Task goal:
Repeat every record below exactly as it appears.
★ ★ ★ ★
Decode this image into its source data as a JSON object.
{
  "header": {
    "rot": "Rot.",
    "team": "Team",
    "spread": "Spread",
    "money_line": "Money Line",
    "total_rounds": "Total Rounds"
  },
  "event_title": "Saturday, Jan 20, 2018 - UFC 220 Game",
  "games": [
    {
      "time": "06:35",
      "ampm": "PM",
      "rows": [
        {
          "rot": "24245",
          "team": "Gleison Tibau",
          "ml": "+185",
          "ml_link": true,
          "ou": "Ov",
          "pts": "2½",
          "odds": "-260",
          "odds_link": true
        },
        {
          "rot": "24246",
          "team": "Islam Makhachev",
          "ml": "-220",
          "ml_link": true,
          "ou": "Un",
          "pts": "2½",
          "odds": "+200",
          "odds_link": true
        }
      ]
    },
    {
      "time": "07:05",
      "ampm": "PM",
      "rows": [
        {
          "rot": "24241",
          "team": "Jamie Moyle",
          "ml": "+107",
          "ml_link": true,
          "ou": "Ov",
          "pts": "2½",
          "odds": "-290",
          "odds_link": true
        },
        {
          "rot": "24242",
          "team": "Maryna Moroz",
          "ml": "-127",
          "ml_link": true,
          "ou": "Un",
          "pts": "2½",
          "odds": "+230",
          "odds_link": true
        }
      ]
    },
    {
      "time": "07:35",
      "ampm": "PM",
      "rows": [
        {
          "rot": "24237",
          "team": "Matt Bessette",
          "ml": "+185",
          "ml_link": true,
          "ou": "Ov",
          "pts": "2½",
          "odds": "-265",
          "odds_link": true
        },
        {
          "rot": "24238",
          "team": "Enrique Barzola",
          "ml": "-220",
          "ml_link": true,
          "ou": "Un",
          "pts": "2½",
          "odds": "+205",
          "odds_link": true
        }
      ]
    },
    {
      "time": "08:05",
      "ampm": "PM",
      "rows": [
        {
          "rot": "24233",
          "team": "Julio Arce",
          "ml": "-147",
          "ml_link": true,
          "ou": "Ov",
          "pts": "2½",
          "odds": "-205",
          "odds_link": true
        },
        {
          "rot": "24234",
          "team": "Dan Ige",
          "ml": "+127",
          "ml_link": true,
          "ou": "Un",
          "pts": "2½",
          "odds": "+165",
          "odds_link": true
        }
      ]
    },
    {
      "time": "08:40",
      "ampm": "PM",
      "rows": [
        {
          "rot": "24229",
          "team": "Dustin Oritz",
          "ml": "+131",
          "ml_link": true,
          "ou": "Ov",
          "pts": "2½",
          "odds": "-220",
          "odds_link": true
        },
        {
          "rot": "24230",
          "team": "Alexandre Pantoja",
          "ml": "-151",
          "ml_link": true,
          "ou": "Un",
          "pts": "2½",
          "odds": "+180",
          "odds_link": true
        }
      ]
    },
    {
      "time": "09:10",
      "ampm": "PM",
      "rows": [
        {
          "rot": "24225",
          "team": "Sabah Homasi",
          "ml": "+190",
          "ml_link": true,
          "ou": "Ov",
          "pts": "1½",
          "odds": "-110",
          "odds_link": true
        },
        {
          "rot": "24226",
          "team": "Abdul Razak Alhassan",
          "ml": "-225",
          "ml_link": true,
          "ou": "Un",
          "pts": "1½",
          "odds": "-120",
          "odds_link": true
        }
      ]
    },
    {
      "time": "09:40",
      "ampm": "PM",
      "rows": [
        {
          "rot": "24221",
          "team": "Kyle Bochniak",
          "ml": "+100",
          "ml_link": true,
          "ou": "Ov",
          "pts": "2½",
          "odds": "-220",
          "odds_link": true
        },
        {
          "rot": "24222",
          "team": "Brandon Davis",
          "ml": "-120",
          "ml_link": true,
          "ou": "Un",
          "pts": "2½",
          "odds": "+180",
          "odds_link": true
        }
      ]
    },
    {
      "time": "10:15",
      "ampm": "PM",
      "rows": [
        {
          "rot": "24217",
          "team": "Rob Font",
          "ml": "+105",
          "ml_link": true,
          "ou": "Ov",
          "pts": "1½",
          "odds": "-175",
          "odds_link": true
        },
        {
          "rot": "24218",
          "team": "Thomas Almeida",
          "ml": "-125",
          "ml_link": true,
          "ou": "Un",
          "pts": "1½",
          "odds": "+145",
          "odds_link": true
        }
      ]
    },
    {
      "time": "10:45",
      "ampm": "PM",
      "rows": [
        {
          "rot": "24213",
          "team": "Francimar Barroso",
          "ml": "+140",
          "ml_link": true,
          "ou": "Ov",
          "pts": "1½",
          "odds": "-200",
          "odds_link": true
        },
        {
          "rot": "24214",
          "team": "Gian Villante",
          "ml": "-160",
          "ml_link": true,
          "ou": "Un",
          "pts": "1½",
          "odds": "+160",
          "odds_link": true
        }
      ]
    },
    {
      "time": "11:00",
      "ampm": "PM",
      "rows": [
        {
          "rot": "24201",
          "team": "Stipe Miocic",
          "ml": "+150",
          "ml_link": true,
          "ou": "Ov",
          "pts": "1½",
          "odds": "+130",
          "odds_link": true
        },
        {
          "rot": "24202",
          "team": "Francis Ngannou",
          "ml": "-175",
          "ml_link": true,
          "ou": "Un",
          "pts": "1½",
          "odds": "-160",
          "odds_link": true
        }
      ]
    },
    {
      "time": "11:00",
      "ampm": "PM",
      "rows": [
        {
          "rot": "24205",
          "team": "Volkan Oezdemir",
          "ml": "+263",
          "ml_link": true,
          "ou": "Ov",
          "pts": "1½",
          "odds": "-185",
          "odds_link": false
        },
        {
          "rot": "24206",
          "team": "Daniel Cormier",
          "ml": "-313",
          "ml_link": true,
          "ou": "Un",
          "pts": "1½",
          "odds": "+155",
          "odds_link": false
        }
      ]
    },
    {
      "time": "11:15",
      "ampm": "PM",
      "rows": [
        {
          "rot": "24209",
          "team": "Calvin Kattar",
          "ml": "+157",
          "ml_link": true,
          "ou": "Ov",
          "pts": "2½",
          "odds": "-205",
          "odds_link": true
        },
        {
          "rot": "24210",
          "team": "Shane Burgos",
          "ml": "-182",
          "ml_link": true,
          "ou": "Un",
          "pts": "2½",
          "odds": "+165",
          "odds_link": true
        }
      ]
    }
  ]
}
★ ★ ★ ★
Reply:
Decode this image into its source data as a JSON object.
{
  "header": {
    "rot": "Rot.",
    "team": "Team",
    "spread": "Spread",
    "money_line": "Money Line",
    "total_rounds": "Total Rounds"
  },
  "event_title": "Saturday, Jan 20, 2018 - UFC 220 Game",
  "games": [
    {
      "time": "06:35",
      "ampm": "PM",
      "rows": [
        {
          "rot": "24245",
          "team": "Gleison Tibau",
          "ml": "+185",
          "ml_link": true,
          "ou": "Ov",
          "pts": "2½",
          "odds": "-260",
          "odds_link": true
        },
        {
          "rot": "24246",
          "team": "Islam Makhachev",
          "ml": "-220",
          "ml_link": true,
          "ou": "Un",
          "pts": "2½",
          "odds": "+200",
          "odds_link": true
        }
      ]
    },
    {
      "time": "07:05",
      "ampm": "PM",
      "rows": [
        {
          "rot": "24241",
          "team": "Jamie Moyle",
          "ml": "+107",
          "ml_link": true,
          "ou": "Ov",
          "pts": "2½",
          "odds": "-290",
          "odds_link": true
        },
        {
          "rot": "24242",
          "team": "Maryna Moroz",
          "ml": "-127",
          "ml_link": true,
          "ou": "Un",
          "pts": "2½",
          "odds": "+230",
          "odds_link": true
        }
      ]
    },
    {
      "time": "07:35",
      "ampm": "PM",
      "rows": [
        {
          "rot": "24237",
          "team": "Matt Bessette",
          "ml": "+185",
          "ml_link": true,
          "ou": "Ov",
          "pts": "2½",
          "odds": "-265",
          "odds_link": true
        },
        {
          "rot": "24238",
          "team": "Enrique Barzola",
          "ml": "-220",
          "ml_link": true,
          "ou": "Un",
          "pts": "2½",
          "odds": "+205",
          "odds_link": true
        }
      ]
    },
    {
      "time": "08:05",
      "ampm": "PM",
      "rows": [
        {
          "rot": "24233",
          "team": "Julio Arce",
          "ml": "-147",
          "ml_link": true,
          "ou": "Ov",
          "pts": "2½",
          "odds": "-205",
          "odds_link": true
        },
        {
          "rot": "24234",
          "team": "Dan Ige",
          "ml": "+127",
          "ml_link": true,
          "ou": "Un",
          "pts": "2½",
          "odds": "+165",
          "odds_link": true
        }
      ]
    },
    {
      "time": "08:40",
      "ampm": "PM",
      "rows": [
        {
          "rot": "24229",
          "team": "Dustin Oritz",
          "ml": "+131",
          "ml_link": true,
          "ou": "Ov",
          "pts": "2½",
          "odds": "-220",
          "odds_link": true
        },
        {
          "rot": "24230",
          "team": "Alexandre Pantoja",
          "ml": "-151",
          "ml_link": true,
          "ou": "Un",
          "pts": "2½",
          "odds": "+180",
          "odds_link": true
        }
      ]
    },
    {
      "time": "09:10",
      "ampm": "PM",
      "rows": [
        {
          "rot": "24225",
          "team": "Sabah Homasi",
          "ml": "+190",
          "ml_link": true,
          "ou": "Ov",
          "pts": "1½",
          "odds": "-110",
          "odds_link": true
        },
        {
          "rot": "24226",
          "team": "Abdul Razak Alhassan",
          "ml": "-225",
          "ml_link": true,
          "ou": "Un",
          "pts": "1½",
          "odds": "-120",
          "odds_link": true
        }
      ]
    },
    {
      "time": "09:40",
      "ampm": "PM",
      "rows": [
        {
          "rot": "24221",
          "team": "Kyle Bochniak",
          "ml": "+100",
          "ml_link": true,
          "ou": "Ov",
          "pts": "2½",
          "odds": "-220",
          "odds_link": true
        },
        {
          "rot": "24222",
          "team": "Brandon Davis",
          "ml": "-120",
          "ml_link": true,
          "ou": "Un",
          "pts": "2½",
          "odds": "+180",
          "odds_link": true
        }
      ]
    },
    {
      "time": "10:15",
      "ampm": "PM",
      "rows": [
        {
          "rot": "24217",
          "team": "Rob Font",
          "ml": "+105",
          "ml_link": true,
          "ou": "Ov",
          "pts": "1½",
          "odds": "-175",
          "odds_link": true
        },
        {
          "rot": "24218",
          "team": "Thomas Almeida",
          "ml": "-125",
          "ml_link": true,
          "ou": "Un",
          "pts": "1½",
          "odds": "+145",
          "odds_link": true
        }
      ]
    },
    {
      "time": "10:45",
      "ampm": "PM",
      "rows": [
        {
          "rot": "24213",
          "team": "Francimar Barroso",
          "ml": "+140",
          "ml_link": true,
          "ou": "Ov",
          "pts": "1½",
          "odds": "-200",
          "odds_link": true
        },
        {
          "rot": "24214",
          "team": "Gian Villante",
          "ml": "-160",
          "ml_link": true,
          "ou": "Un",
          "pts": "1½",
          "odds": "+160",
          "odds_link": true
        }
      ]
    },
    {
      "time": "11:00",
      "ampm": "PM",
      "rows": [
        {
          "rot": "24201",
          "team": "Stipe Miocic",
          "ml": "+150",
          "ml_link": true,
          "ou": "Ov",
          "pts": "1½",
          "odds": "+130",
          "odds_link": true
        },
        {
          "rot": "24202",
          "team": "Francis Ngannou",
          "ml": "-175",
          "ml_link": true,
          "ou": "Un",
          "pts": "1½",
          "odds": "-160",
          "odds_link": true
        }
      ]
    },
    {
      "time": "11:00",
      "ampm": "PM",
      "rows": [
        {
          "rot": "24205",
          "team": "Volkan Oezdemir",
          "ml": "+263",
          "ml_link": true,
          "ou": "Ov",
          "pts": "1½",
          "odds": "-185",
          "odds_link": false
        },
        {
          "rot": "24206",
          "team": "Daniel Cormier",
          "ml": "-313",
          "ml_link": true,
          "ou": "Un",
          "pts": "1½",
          "odds": "+155",
          "odds_link": false
        }
      ]
    },
    {
      "time": "11:15",
      "ampm": "PM",
      "rows": [
        {
          "rot": "24209",
          "team": "Calvin Kattar",
          "ml": "+157",
          "ml_link": true,
          "ou": "Ov",
          "pts": "2½",
          "odds": "-205",
          "odds_link": true
        },
        {
          "rot": "24210",
          "team": "Shane Burgos",
          "ml": "-182",
          "ml_link": true,
          "ou": "Un",
          "pts": "2½",
          "odds": "+165",
          "odds_link": true
        }
      ]
    }
  ]
}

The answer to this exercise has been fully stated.